Dataset entries:
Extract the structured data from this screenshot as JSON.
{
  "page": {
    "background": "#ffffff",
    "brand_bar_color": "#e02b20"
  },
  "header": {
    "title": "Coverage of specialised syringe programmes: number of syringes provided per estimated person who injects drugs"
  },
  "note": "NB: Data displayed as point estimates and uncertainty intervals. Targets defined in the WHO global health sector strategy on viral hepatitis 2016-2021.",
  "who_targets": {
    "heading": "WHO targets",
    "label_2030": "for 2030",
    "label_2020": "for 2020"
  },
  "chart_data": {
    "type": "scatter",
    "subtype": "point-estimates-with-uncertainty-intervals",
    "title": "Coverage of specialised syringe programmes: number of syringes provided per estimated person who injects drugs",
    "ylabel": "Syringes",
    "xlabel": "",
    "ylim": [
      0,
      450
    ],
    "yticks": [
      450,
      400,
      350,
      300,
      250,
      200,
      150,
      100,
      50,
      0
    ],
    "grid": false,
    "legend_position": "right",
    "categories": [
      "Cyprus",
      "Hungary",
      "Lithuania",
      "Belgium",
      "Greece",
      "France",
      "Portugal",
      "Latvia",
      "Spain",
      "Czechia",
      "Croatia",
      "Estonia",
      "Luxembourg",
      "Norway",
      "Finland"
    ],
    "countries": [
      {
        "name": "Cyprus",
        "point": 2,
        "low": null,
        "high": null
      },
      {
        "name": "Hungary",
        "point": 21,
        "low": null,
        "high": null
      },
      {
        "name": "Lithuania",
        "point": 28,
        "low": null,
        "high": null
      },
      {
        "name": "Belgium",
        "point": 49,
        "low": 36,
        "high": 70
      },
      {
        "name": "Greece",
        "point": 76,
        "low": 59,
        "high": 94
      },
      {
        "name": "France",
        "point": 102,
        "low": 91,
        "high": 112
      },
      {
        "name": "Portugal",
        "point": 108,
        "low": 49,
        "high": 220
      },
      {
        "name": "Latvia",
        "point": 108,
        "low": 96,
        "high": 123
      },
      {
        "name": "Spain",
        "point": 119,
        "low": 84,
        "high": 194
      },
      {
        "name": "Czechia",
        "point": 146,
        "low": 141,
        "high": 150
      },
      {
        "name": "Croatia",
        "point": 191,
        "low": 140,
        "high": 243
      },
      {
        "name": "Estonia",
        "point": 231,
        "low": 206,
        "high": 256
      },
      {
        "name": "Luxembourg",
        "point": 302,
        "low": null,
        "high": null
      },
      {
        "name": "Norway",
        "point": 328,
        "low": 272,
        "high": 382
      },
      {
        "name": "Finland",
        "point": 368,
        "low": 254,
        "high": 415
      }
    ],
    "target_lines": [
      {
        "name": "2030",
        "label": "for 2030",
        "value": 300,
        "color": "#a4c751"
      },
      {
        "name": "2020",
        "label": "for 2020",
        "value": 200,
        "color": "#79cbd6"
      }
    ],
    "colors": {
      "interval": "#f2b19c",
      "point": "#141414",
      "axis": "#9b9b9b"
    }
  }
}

=== Directions for this task ===
Every record above is to be transcribed exactly.

=== The completed task ===
Extract the structured data from this screenshot as JSON.
{
  "page": {
    "background": "#ffffff",
    "brand_bar_color": "#e02b20"
  },
  "header": {
    "title": "Coverage of specialised syringe programmes: number of syringes provided per estimated person who injects drugs"
  },
  "note": "NB: Data displayed as point estimates and uncertainty intervals. Targets defined in the WHO global health sector strategy on viral hepatitis 2016-2021.",
  "who_targets": {
    "heading": "WHO targets",
    "label_2030": "for 2030",
    "label_2020": "for 2020"
  },
  "chart_data": {
    "type": "scatter",
    "subtype": "point-estimates-with-uncertainty-intervals",
    "title": "Coverage of specialised syringe programmes: number of syringes provided per estimated person who injects drugs",
    "ylabel": "Syringes",
    "xlabel": "",
    "ylim": [
      0,
      450
    ],
    "yticks": [
      450,
      400,
      350,
      300,
      250,
      200,
      150,
      100,
      50,
      0
    ],
    "grid": false,
    "legend_position": "right",
    "categories": [
      "Cyprus",
      "Hungary",
      "Lithuania",
      "Belgium",
      "Greece",
      "France",
      "Portugal",
      "Latvia",
      "Spain",
      "Czechia",
      "Croatia",
      "Estonia",
      "Luxembourg",
      "Norway",
      "Finland"
    ],
    "countries": [
      {
        "name": "Cyprus",
        "point": 2,
        "low": null,
        "high": null
      },
      {
        "name": "Hungary",
        "point": 21,
        "low": null,
        "high": null
      },
      {
        "name": "Lithuania",
        "point": 28,
        "low": null,
        "high": null
      },
      {
        "name": "Belgium",
        "point": 49,
        "low": 36,
        "high": 70
      },
      {
        "name": "Greece",
        "point": 76,
        "low": 59,
        "high": 94
      },
      {
        "name": "France",
        "point": 102,
        "low": 91,
        "high": 112
      },
      {
        "name": "Portugal",
        "point": 108,
        "low": 49,
        "high": 220
      },
      {
        "name": "Latvia",
        "point": 108,
        "low": 96,
        "high": 123
      },
      {
        "name": "Spain",
        "point": 119,
        "low": 84,
        "high": 194
      },
      {
        "name": "Czechia",
        "point": 146,
        "low": 141,
        "high": 150
      },
      {
        "name": "Croatia",
        "point": 191,
        "low": 140,
        "high": 243
      },
      {
        "name": "Estonia",
        "point": 231,
        "low": 206,
        "high": 256
      },
      {
        "name": "Luxembourg",
        "point": 302,
        "low": null,
        "high": null
      },
      {
        "name": "Norway",
        "point": 328,
        "low": 272,
        "high": 382
      },
      {
        "name": "Finland",
        "point": 368,
        "low": 254,
        "high": 415
      }
    ],
    "target_lines": [
      {
        "name": "2030",
        "label": "for 2030",
        "value": 300,
        "color": "#a4c751"
      },
      {
        "name": "2020",
        "label": "for 2020",
        "value": 200,
        "color": "#79cbd6"
      }
    ],
    "colors": {
      "interval": "#f2b19c",
      "point": "#141414",
      "axis": "#9b9b9b"
    }
  }
}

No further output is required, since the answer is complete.